## What you are asked to do
Images are not part of the copy; write out the rest of the data exactly as given.

──────── Dataset records

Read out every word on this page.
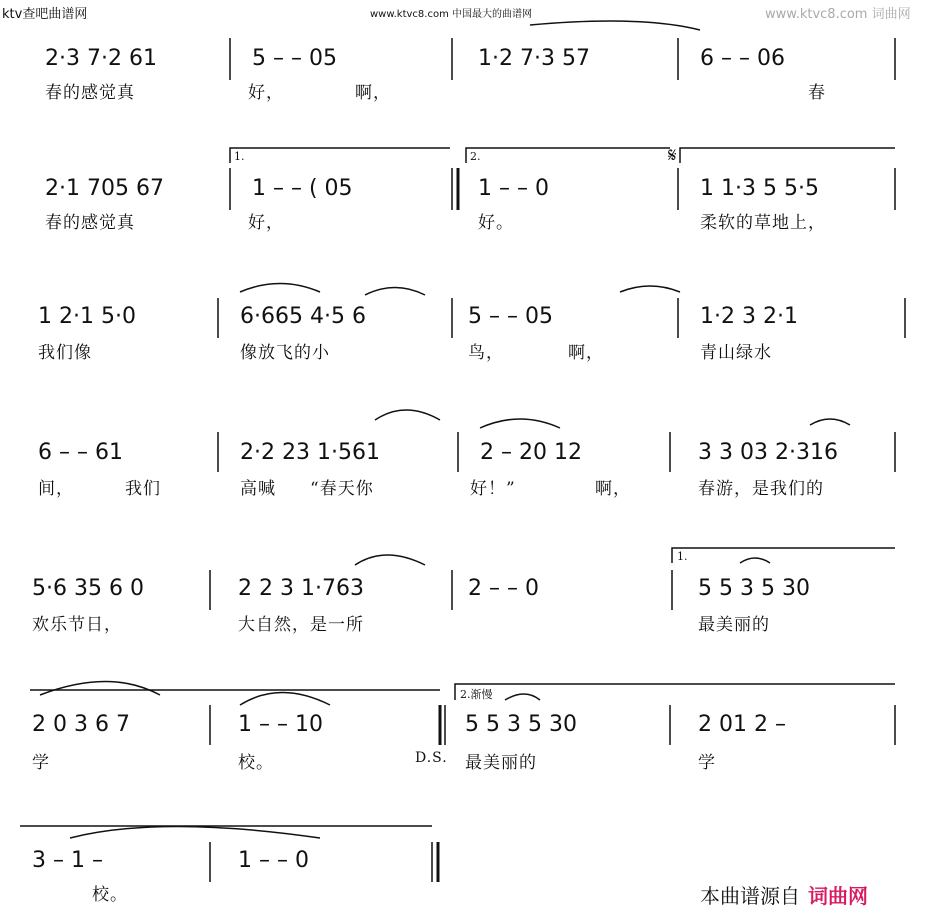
ktv查吧曲谱网	www.ktvc8.com 中国最大的曲谱网	www.ktvc8.com 词曲网
2·3 7·2 61	5 – – 05	1·2 7·3 57	6 – – 06
春的感觉真	好，	啊，	春
1.	2.	𝄋
2·1 705 67	1 – – ( 05	1 – – 0	1 1·3 5 5·5
春的感觉真	好，	好。	柔软的草地上，
1 2·1 5·0	6·665 4·5 6	5 – – 05	1·2 3 2·1
我们像	像放飞的小	鸟，	啊，	青山绿水
6 – – 61	2·2 23 1·561	2 – 20 12	3 3 03 2·316
间，	我们	高喊 “春天你	好！”	啊，	春游，是我们的
5·6 35 6 0	2 2 3 1·763	2 – – 0	5 5 3 5 30
1.
欢乐节日，	大自然，是一所	最美丽的
2.渐慢
2 0 3 6 7	1 – – 10	5 5 3 5 30	2 01 2 –
学	校。	D.S. 最美丽的	学
3 – 1 –	1 – – 0
校。	本曲谱源自 词曲网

────────────────

## Written reply
Read out every word on this page.
ktv查吧曲谱网	www.ktvc8.com 中国最大的曲谱网	www.ktvc8.com 词曲网
2·3 7·2 61	5 – – 05	1·2 7·3 57	6 – – 06
春的感觉真	好，	啊，	春
1.	2.	𝄋
2·1 705 67	1 – – ( 05	1 – – 0	1 1·3 5 5·5
春的感觉真	好，	好。	柔软的草地上，
1 2·1 5·0	6·665 4·5 6	5 – – 05	1·2 3 2·1
我们像	像放飞的小	鸟，	啊，	青山绿水
6 – – 61	2·2 23 1·561	2 – 20 12	3 3 03 2·316
间，	我们	高喊 “春天你	好！”	啊，	春游，是我们的
5·6 35 6 0	2 2 3 1·763	2 – – 0	5 5 3 5 30
1.
欢乐节日，	大自然，是一所	最美丽的
2.渐慢
2 0 3 6 7	1 – – 10	5 5 3 5 30	2 01 2 –
学	校。	D.S. 最美丽的	学
3 – 1 –	1 – – 0
校。	本曲谱源自 词曲网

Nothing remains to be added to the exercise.